[start]

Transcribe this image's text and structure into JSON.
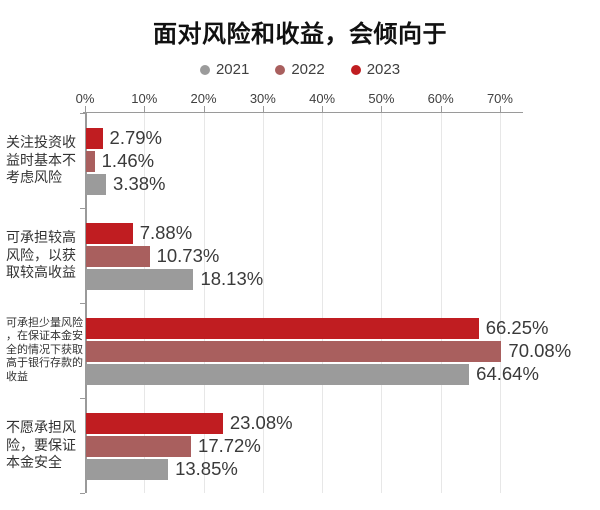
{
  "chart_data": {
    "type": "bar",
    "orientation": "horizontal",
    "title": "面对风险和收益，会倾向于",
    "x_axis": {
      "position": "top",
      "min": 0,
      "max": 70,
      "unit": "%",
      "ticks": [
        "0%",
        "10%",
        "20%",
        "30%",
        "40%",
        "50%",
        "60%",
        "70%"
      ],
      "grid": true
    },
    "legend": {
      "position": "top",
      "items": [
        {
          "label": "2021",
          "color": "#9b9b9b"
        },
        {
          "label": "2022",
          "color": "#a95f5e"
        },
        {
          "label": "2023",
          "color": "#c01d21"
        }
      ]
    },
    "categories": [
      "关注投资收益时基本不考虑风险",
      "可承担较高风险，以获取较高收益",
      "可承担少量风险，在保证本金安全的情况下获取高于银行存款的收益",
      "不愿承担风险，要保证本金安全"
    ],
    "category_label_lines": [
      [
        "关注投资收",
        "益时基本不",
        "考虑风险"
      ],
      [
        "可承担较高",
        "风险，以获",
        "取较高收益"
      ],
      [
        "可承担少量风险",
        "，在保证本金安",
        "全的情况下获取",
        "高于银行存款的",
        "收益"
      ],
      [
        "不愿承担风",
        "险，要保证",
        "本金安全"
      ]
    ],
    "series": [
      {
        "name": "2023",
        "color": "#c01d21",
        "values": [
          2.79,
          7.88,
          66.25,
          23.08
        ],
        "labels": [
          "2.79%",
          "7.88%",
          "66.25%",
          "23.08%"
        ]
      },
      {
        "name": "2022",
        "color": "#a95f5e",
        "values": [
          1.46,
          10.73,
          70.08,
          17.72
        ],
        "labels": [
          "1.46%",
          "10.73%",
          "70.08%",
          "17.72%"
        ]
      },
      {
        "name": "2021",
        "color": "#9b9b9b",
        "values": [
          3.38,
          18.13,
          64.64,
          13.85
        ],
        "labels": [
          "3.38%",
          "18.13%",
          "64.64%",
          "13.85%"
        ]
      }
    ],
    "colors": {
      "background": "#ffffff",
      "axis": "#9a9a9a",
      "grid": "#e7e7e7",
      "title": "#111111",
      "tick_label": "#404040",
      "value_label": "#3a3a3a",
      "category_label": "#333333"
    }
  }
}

[end]
[start]

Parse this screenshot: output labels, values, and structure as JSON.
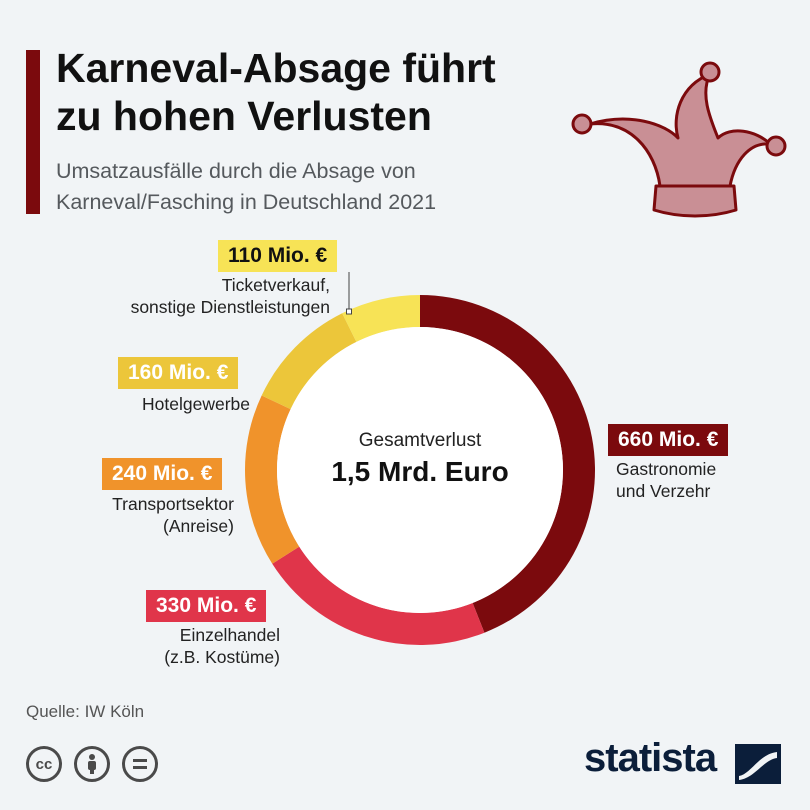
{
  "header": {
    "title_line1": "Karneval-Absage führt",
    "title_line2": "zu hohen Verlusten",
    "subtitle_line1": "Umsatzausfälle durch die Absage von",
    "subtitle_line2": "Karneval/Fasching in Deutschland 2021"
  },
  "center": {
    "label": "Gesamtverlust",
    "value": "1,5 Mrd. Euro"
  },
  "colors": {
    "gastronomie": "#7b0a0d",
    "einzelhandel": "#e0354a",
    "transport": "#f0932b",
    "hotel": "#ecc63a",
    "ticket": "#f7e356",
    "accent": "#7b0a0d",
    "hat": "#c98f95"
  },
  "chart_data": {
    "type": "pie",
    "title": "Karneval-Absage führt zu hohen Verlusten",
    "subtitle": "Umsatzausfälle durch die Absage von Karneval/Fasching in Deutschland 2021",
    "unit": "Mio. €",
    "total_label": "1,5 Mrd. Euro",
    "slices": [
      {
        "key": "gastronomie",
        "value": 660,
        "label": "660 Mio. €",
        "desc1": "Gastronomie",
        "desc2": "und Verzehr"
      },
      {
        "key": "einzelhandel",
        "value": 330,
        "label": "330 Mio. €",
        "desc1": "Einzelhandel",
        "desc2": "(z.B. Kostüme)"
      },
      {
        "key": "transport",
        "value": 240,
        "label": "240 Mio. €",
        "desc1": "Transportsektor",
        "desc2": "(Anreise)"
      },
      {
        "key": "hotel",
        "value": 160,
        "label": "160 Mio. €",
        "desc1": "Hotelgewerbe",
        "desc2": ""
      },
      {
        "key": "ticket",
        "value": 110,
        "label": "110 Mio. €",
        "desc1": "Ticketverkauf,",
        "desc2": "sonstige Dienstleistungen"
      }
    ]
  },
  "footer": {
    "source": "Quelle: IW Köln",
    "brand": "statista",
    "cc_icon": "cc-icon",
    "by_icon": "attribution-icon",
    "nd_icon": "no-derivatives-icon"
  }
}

[end]
[start]

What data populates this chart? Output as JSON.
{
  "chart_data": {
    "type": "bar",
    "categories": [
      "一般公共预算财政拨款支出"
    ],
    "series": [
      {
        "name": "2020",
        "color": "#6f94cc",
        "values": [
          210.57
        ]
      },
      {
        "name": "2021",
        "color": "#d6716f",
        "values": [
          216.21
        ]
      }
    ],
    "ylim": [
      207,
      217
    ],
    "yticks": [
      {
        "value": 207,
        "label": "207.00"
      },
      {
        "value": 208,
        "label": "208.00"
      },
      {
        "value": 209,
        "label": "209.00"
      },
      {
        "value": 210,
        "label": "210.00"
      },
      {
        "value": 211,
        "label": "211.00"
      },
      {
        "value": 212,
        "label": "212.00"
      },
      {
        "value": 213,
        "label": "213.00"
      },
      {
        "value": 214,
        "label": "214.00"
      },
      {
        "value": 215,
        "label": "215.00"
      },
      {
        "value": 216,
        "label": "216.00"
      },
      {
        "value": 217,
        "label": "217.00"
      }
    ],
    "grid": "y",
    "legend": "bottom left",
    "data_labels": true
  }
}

[end]

=== WHAT YOU NEED TO DO ===
Count every line above that holds the string "JSON" and give the total, nothing more.

=== REPLY TO THE EXERCISE ===
3